* _Do this_
Your answer should be a single number: the count of lines that include the word "JSON".

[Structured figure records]
[start]

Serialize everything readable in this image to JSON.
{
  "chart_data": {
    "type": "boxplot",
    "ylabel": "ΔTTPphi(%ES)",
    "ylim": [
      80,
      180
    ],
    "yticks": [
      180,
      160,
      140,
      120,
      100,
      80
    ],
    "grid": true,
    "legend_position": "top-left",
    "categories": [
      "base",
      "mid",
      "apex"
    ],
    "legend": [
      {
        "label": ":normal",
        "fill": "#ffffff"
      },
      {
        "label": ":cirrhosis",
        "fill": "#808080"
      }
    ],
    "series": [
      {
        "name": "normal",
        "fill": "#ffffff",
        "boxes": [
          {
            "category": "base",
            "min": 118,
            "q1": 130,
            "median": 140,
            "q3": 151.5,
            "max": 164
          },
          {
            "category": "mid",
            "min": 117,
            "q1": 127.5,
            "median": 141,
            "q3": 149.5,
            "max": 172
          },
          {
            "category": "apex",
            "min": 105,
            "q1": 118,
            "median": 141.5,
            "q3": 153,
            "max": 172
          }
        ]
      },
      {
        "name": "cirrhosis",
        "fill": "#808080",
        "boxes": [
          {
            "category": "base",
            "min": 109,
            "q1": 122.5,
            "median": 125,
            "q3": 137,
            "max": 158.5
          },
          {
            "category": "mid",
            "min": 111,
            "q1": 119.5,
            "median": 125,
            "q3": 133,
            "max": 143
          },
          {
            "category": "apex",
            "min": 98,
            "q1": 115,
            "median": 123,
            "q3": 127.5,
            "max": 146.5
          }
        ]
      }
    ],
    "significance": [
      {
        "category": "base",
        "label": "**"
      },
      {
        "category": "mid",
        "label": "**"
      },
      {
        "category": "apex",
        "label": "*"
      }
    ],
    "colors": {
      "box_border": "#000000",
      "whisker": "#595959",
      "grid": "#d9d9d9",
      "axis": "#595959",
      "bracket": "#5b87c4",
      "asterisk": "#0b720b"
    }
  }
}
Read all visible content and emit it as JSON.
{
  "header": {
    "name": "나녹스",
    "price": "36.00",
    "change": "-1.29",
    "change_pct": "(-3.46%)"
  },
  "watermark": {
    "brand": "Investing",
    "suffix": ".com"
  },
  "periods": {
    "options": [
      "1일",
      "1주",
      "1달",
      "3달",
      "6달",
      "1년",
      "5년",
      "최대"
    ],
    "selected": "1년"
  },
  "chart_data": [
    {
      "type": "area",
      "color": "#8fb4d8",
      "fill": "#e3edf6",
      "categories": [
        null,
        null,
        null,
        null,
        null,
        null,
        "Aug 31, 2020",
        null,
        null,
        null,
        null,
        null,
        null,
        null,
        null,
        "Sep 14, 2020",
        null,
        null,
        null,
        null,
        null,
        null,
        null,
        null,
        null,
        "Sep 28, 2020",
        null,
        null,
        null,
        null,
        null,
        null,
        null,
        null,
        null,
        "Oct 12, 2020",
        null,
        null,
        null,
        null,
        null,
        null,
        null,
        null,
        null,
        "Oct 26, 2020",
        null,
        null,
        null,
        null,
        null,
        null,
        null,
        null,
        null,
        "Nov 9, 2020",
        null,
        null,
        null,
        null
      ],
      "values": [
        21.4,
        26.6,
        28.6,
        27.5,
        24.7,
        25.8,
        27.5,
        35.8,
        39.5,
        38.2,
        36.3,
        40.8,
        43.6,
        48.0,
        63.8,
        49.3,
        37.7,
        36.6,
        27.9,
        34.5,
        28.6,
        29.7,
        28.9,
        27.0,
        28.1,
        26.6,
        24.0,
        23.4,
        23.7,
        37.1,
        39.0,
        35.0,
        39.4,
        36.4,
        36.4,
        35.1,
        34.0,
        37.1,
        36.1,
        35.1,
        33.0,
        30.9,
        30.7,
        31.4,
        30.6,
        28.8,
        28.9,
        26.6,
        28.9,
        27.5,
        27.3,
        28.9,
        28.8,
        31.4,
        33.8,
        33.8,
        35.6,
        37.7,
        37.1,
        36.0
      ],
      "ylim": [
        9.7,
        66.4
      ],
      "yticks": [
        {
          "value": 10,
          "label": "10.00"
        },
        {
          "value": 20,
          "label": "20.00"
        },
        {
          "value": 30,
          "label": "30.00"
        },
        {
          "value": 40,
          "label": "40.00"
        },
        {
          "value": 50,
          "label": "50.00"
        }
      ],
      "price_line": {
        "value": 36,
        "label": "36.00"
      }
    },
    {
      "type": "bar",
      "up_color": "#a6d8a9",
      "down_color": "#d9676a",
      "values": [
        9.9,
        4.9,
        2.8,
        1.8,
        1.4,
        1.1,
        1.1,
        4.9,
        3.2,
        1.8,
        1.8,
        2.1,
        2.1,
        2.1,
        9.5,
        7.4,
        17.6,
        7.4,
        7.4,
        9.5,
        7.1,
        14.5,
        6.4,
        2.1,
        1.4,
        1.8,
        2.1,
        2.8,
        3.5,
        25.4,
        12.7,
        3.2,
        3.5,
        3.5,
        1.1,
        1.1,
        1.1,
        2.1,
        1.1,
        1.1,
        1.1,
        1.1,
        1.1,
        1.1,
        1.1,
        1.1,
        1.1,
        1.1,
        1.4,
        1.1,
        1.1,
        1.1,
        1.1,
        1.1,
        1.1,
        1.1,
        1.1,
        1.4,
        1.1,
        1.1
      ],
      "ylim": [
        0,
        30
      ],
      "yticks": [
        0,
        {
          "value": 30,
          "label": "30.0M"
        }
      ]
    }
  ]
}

[end]

* _Response to the task_
2